### Do this
Please restate the following records word for word.

### Data to use
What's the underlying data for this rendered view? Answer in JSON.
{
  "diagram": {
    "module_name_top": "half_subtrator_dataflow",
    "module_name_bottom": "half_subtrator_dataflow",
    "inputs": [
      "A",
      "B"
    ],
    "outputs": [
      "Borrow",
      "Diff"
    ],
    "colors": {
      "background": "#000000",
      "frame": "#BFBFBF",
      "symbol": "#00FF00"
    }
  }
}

### Response
What's the underlying data for this rendered view? Answer in JSON.
{
  "diagram": {
    "module_name_top": "half_subtrator_dataflow",
    "module_name_bottom": "half_subtrator_dataflow",
    "inputs": [
      "A",
      "B"
    ],
    "outputs": [
      "Borrow",
      "Diff"
    ],
    "colors": {
      "background": "#000000",
      "frame": "#BFBFBF",
      "symbol": "#00FF00"
    }
  }
}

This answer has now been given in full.